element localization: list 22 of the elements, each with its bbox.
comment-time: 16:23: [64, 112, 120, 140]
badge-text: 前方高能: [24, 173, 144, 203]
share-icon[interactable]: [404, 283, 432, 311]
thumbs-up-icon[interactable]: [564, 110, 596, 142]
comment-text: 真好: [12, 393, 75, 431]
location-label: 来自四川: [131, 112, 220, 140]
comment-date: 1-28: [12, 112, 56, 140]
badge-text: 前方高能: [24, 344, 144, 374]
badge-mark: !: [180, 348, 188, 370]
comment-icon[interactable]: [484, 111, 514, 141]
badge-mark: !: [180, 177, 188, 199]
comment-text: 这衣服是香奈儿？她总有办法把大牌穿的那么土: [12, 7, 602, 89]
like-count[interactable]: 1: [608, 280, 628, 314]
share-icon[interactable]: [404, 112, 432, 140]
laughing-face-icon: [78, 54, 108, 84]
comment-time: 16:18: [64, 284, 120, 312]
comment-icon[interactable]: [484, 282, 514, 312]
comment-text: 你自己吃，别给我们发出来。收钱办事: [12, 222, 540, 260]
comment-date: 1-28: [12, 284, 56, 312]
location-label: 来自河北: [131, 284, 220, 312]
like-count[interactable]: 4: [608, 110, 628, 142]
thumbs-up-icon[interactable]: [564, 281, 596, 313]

■ **The request**: Please extract each line above that contains the string "interactable".

■ **Answer**:
share-icon[interactable]: [404, 283, 432, 311]
thumbs-up-icon[interactable]: [564, 110, 596, 142]
comment-icon[interactable]: [484, 111, 514, 141]
like-count[interactable]: 1: [608, 280, 628, 314]
share-icon[interactable]: [404, 112, 432, 140]
comment-icon[interactable]: [484, 282, 514, 312]
like-count[interactable]: 4: [608, 110, 628, 142]
thumbs-up-icon[interactable]: [564, 281, 596, 313]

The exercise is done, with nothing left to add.